Task details ->
Write out each record again exactly as it stands.

[Items listed in a dataset]
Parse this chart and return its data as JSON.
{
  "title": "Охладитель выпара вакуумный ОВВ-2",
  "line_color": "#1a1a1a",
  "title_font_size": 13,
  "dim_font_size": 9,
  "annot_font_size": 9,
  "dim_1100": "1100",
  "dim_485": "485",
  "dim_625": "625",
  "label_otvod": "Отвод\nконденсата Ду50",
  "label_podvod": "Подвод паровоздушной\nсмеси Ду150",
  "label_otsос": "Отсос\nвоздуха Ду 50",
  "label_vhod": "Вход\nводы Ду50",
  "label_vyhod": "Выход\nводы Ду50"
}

Written answer ->
Parse this chart and return its data as JSON.
{
  "title": "Охладитель выпара вакуумный ОВВ-2",
  "line_color": "#1a1a1a",
  "title_font_size": 13,
  "dim_font_size": 9,
  "annot_font_size": 9,
  "dim_1100": "1100",
  "dim_485": "485",
  "dim_625": "625",
  "label_otvod": "Отвод\nконденсата Ду50",
  "label_podvod": "Подвод паровоздушной\nсмеси Ду150",
  "label_otsос": "Отсос\nвоздуха Ду 50",
  "label_vhod": "Вход\nводы Ду50",
  "label_vyhod": "Выход\nводы Ду50"
}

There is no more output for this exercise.